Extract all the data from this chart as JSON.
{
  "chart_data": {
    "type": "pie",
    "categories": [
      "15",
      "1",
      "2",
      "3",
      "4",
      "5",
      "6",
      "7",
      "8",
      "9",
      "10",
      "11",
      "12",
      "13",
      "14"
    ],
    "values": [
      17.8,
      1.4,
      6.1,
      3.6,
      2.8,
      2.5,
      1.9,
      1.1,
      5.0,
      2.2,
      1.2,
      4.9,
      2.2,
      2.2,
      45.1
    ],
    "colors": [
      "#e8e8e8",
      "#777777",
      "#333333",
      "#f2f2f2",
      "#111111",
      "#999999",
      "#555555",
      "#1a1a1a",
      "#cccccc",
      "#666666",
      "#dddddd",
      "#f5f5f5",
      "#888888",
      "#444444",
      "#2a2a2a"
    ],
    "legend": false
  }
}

☆ ☆ ☆

Task prompt:
Write every line of the material above again, exactly.

Complete output:
Extract all the data from this chart as JSON.
{
  "chart_data": {
    "type": "pie",
    "categories": [
      "15",
      "1",
      "2",
      "3",
      "4",
      "5",
      "6",
      "7",
      "8",
      "9",
      "10",
      "11",
      "12",
      "13",
      "14"
    ],
    "values": [
      17.8,
      1.4,
      6.1,
      3.6,
      2.8,
      2.5,
      1.9,
      1.1,
      5.0,
      2.2,
      1.2,
      4.9,
      2.2,
      2.2,
      45.1
    ],
    "colors": [
      "#e8e8e8",
      "#777777",
      "#333333",
      "#f2f2f2",
      "#111111",
      "#999999",
      "#555555",
      "#1a1a1a",
      "#cccccc",
      "#666666",
      "#dddddd",
      "#f5f5f5",
      "#888888",
      "#444444",
      "#2a2a2a"
    ],
    "legend": false
  }
}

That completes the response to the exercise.